--- Start of Dataset ---

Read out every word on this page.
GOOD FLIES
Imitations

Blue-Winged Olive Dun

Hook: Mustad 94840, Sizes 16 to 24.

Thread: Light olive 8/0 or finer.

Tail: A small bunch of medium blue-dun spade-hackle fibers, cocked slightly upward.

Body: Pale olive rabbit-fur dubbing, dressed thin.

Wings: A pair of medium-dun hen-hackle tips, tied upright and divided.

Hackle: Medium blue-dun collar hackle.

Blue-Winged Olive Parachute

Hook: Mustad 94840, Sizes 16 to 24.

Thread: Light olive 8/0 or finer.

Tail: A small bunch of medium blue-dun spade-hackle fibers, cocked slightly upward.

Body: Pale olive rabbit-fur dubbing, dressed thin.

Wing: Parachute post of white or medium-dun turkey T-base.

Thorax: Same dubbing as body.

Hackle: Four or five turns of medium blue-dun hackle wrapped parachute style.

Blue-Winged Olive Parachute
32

--- End of Dataset ---

Exercise goal: Write each line above out exactly.

The completed task:
Read out every word on this page.
GOOD FLIES
Imitations

Blue-Winged Olive Dun

Hook: Mustad 94840, Sizes 16 to 24.

Thread: Light olive 8/0 or finer.

Tail: A small bunch of medium blue-dun spade-hackle fibers, cocked slightly upward.

Body: Pale olive rabbit-fur dubbing, dressed thin.

Wings: A pair of medium-dun hen-hackle tips, tied upright and divided.

Hackle: Medium blue-dun collar hackle.

Blue-Winged Olive Parachute

Hook: Mustad 94840, Sizes 16 to 24.

Thread: Light olive 8/0 or finer.

Tail: A small bunch of medium blue-dun spade-hackle fibers, cocked slightly upward.

Body: Pale olive rabbit-fur dubbing, dressed thin.

Wing: Parachute post of white or medium-dun turkey T-base.

Thorax: Same dubbing as body.

Hackle: Four or five turns of medium blue-dun hackle wrapped parachute style.

Blue-Winged Olive Parachute
32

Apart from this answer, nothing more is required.